Written instruction
Write out every line of the records below exactly as it appears, without changing anything.

Element region listings
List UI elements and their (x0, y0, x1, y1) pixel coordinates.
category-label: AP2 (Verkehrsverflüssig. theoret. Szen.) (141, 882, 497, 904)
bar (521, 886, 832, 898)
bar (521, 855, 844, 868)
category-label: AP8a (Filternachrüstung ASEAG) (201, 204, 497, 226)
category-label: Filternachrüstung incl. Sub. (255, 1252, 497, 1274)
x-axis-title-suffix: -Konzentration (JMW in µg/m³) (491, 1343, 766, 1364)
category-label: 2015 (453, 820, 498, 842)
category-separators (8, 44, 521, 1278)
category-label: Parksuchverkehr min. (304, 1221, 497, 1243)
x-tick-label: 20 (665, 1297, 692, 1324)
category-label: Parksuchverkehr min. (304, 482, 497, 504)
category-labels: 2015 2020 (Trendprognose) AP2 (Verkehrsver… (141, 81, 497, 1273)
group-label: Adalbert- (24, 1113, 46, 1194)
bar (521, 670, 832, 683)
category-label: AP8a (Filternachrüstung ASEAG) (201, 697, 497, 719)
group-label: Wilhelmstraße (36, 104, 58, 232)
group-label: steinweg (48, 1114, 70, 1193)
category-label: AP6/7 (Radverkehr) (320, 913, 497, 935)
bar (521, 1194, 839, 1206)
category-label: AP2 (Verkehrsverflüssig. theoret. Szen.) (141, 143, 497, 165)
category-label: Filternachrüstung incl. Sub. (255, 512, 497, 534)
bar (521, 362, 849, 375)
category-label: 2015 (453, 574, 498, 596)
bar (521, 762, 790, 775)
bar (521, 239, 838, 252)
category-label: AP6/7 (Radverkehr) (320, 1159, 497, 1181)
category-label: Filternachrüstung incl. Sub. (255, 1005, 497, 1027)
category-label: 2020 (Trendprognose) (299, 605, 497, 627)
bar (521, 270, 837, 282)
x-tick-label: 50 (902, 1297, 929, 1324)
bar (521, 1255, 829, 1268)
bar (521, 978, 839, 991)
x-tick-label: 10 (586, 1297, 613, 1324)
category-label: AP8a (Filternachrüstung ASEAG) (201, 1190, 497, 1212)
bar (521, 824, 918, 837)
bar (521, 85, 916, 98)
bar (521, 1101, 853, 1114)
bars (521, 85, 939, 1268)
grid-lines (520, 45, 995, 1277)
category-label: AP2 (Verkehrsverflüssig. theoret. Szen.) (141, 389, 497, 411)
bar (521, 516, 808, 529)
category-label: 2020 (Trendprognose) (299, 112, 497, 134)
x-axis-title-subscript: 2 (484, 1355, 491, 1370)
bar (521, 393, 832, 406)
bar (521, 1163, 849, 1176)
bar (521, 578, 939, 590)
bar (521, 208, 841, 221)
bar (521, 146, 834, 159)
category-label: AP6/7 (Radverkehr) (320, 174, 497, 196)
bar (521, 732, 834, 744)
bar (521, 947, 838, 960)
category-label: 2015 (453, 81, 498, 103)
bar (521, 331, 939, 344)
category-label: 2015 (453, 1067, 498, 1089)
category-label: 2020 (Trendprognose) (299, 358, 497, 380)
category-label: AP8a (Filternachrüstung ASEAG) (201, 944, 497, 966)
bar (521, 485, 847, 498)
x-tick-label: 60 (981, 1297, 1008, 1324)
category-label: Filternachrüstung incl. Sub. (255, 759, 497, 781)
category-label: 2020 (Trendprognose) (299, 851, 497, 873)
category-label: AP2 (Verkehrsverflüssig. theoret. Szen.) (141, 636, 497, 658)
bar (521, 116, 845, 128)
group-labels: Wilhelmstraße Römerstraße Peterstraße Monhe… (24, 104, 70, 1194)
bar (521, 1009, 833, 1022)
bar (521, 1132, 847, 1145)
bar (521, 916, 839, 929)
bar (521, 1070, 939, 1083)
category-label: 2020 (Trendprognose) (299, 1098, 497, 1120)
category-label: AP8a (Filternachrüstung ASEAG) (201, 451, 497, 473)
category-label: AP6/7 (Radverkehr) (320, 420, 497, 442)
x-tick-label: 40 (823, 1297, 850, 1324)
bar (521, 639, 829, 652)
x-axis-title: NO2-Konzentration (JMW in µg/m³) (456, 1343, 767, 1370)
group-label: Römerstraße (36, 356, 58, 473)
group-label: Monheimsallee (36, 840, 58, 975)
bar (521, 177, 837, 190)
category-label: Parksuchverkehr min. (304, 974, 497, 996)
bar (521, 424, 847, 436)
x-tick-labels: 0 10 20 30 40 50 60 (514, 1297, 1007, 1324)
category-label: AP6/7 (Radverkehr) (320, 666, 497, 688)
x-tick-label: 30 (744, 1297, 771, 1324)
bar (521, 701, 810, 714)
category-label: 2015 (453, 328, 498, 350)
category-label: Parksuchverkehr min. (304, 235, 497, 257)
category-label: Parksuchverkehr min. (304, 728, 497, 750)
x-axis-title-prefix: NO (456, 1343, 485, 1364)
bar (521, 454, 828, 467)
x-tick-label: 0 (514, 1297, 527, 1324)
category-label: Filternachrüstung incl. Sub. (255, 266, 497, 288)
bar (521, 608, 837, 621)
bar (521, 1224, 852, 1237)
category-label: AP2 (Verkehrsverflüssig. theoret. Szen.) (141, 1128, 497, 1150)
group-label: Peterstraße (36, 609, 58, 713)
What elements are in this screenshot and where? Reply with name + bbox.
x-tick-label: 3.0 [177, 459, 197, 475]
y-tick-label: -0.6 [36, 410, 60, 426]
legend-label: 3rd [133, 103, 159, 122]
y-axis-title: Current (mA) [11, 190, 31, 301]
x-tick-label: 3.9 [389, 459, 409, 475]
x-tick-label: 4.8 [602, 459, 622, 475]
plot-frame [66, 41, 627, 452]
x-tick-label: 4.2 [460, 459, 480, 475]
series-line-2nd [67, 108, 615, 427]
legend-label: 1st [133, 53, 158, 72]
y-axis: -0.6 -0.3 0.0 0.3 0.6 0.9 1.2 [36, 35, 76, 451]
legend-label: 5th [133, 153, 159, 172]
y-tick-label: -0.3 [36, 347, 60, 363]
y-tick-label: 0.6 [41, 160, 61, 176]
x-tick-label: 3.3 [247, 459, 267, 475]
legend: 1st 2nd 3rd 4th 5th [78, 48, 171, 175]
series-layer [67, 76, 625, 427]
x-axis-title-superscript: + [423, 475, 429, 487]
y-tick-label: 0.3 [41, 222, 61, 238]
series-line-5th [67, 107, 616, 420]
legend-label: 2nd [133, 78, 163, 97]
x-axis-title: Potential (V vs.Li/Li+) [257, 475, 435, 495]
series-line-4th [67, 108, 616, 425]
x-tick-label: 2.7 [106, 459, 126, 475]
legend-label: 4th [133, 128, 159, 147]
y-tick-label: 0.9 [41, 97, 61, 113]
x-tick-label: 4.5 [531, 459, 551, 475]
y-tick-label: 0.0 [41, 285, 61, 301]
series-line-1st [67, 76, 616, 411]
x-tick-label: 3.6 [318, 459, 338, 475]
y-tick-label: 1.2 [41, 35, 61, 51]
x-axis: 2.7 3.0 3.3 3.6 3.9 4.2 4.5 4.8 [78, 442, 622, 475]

Correct response
List UI elements and their (x0, y0, x1, y1) pixel coordinates.
category-label: AP2 (Verkehrsverflüssig. theoret. Szen.) (141, 882, 497, 904)
bar (521, 886, 832, 898)
bar (521, 855, 844, 868)
category-label: AP8a (Filternachrüstung ASEAG) (201, 204, 497, 226)
category-label: Filternachrüstung incl. Sub. (255, 1252, 497, 1274)
x-axis-title-suffix: -Konzentration (JMW in µg/m³) (491, 1343, 766, 1364)
category-label: 2015 (453, 820, 498, 842)
category-separators (8, 44, 521, 1278)
category-label: Parksuchverkehr min. (304, 1221, 497, 1243)
x-tick-label: 20 (665, 1297, 692, 1324)
category-label: Parksuchverkehr min. (304, 482, 497, 504)
category-labels: 2015 2020 (Trendprognose) AP2 (Verkehrsver… (141, 81, 497, 1273)
group-label: Adalbert- (24, 1113, 46, 1194)
bar (521, 670, 832, 683)
category-label: AP8a (Filternachrüstung ASEAG) (201, 697, 497, 719)
group-label: Wilhelmstraße (36, 104, 58, 232)
group-label: steinweg (48, 1114, 70, 1193)
category-label: AP6/7 (Radverkehr) (320, 913, 497, 935)
bar (521, 1194, 839, 1206)
category-label: AP2 (Verkehrsverflüssig. theoret. Szen.) (141, 143, 497, 165)
category-label: Filternachrüstung incl. Sub. (255, 512, 497, 534)
bar (521, 362, 849, 375)
category-label: 2015 (453, 574, 498, 596)
bar (521, 762, 790, 775)
bar (521, 239, 838, 252)
category-label: AP6/7 (Radverkehr) (320, 1159, 497, 1181)
category-label: Filternachrüstung incl. Sub. (255, 1005, 497, 1027)
category-label: 2020 (Trendprognose) (299, 605, 497, 627)
bar (521, 270, 837, 282)
x-tick-label: 50 (902, 1297, 929, 1324)
bar (521, 1255, 829, 1268)
bar (521, 978, 839, 991)
x-tick-label: 10 (586, 1297, 613, 1324)
category-label: AP8a (Filternachrüstung ASEAG) (201, 1190, 497, 1212)
bar (521, 824, 918, 837)
bar (521, 85, 916, 98)
bar (521, 1101, 853, 1114)
bars (521, 85, 939, 1268)
grid-lines (520, 45, 995, 1277)
category-label: AP2 (Verkehrsverflüssig. theoret. Szen.) (141, 389, 497, 411)
bar (521, 516, 808, 529)
category-label: 2020 (Trendprognose) (299, 112, 497, 134)
x-axis-title-subscript: 2 (484, 1355, 491, 1370)
bar (521, 393, 832, 406)
bar (521, 1163, 849, 1176)
bar (521, 578, 939, 590)
bar (521, 208, 841, 221)
bar (521, 146, 834, 159)
category-label: AP6/7 (Radverkehr) (320, 174, 497, 196)
bar (521, 732, 834, 744)
bar (521, 947, 838, 960)
category-label: 2015 (453, 81, 498, 103)
bar (521, 331, 939, 344)
category-label: 2015 (453, 1067, 498, 1089)
category-label: 2020 (Trendprognose) (299, 358, 497, 380)
category-label: AP8a (Filternachrüstung ASEAG) (201, 944, 497, 966)
bar (521, 485, 847, 498)
x-tick-label: 60 (981, 1297, 1008, 1324)
category-label: Filternachrüstung incl. Sub. (255, 759, 497, 781)
category-label: 2020 (Trendprognose) (299, 851, 497, 873)
category-label: AP2 (Verkehrsverflüssig. theoret. Szen.) (141, 636, 497, 658)
bar (521, 116, 845, 128)
group-labels: Wilhelmstraße Römerstraße Peterstraße Monhe… (24, 104, 70, 1194)
bar (521, 1009, 833, 1022)
bar (521, 1132, 847, 1145)
bar (521, 916, 839, 929)
bar (521, 1070, 939, 1083)
category-label: 2020 (Trendprognose) (299, 1098, 497, 1120)
category-label: AP8a (Filternachrüstung ASEAG) (201, 451, 497, 473)
category-label: AP6/7 (Radverkehr) (320, 420, 497, 442)
x-tick-label: 40 (823, 1297, 850, 1324)
bar (521, 639, 829, 652)
x-axis-title: NO2-Konzentration (JMW in µg/m³) (456, 1343, 767, 1370)
group-label: Römerstraße (36, 356, 58, 473)
group-label: Monheimsallee (36, 840, 58, 975)
bar (521, 177, 837, 190)
category-label: Parksuchverkehr min. (304, 974, 497, 996)
bar (521, 424, 847, 436)
x-tick-labels: 0 10 20 30 40 50 60 (514, 1297, 1007, 1324)
category-label: AP6/7 (Radverkehr) (320, 666, 497, 688)
x-tick-label: 30 (744, 1297, 771, 1324)
bar (521, 701, 810, 714)
category-label: 2015 (453, 328, 498, 350)
category-label: Parksuchverkehr min. (304, 235, 497, 257)
category-label: Parksuchverkehr min. (304, 728, 497, 750)
x-axis-title-prefix: NO (456, 1343, 485, 1364)
bar (521, 454, 828, 467)
x-tick-label: 0 (514, 1297, 527, 1324)
category-label: Filternachrüstung incl. Sub. (255, 266, 497, 288)
bar (521, 608, 837, 621)
bar (521, 1224, 852, 1237)
category-label: AP2 (Verkehrsverflüssig. theoret. Szen.) (141, 1128, 497, 1150)
group-label: Peterstraße (36, 609, 58, 713)
What elements are in this screenshot and where? Reply with name + bbox.
x-tick-label: 3.0 [177, 459, 197, 475]
y-tick-label: -0.6 [36, 410, 60, 426]
legend-label: 3rd [133, 103, 159, 122]
y-axis-title: Current (mA) [11, 190, 31, 301]
x-tick-label: 3.9 [389, 459, 409, 475]
x-tick-label: 4.8 [602, 459, 622, 475]
plot-frame [66, 41, 627, 452]
x-tick-label: 4.2 [460, 459, 480, 475]
series-line-2nd [67, 108, 615, 427]
legend-label: 1st [133, 53, 158, 72]
y-axis: -0.6 -0.3 0.0 0.3 0.6 0.9 1.2 [36, 35, 76, 451]
legend-label: 5th [133, 153, 159, 172]
y-tick-label: -0.3 [36, 347, 60, 363]
y-tick-label: 0.6 [41, 160, 61, 176]
x-tick-label: 3.3 [247, 459, 267, 475]
legend: 1st 2nd 3rd 4th 5th [78, 48, 171, 175]
series-layer [67, 76, 625, 427]
x-axis-title-superscript: + [423, 475, 429, 487]
y-tick-label: 0.3 [41, 222, 61, 238]
series-line-5th [67, 107, 616, 420]
legend-label: 2nd [133, 78, 163, 97]
x-axis-title: Potential (V vs.Li/Li+) [257, 475, 435, 495]
series-line-4th [67, 108, 616, 425]
x-tick-label: 2.7 [106, 459, 126, 475]
legend-label: 4th [133, 128, 159, 147]
y-tick-label: 0.9 [41, 97, 61, 113]
x-tick-label: 4.5 [531, 459, 551, 475]
y-tick-label: 0.0 [41, 285, 61, 301]
series-line-1st [67, 76, 616, 411]
x-tick-label: 3.6 [318, 459, 338, 475]
y-tick-label: 1.2 [41, 35, 61, 51]
x-axis: 2.7 3.0 3.3 3.6 3.9 4.2 4.5 4.8 [78, 442, 622, 475]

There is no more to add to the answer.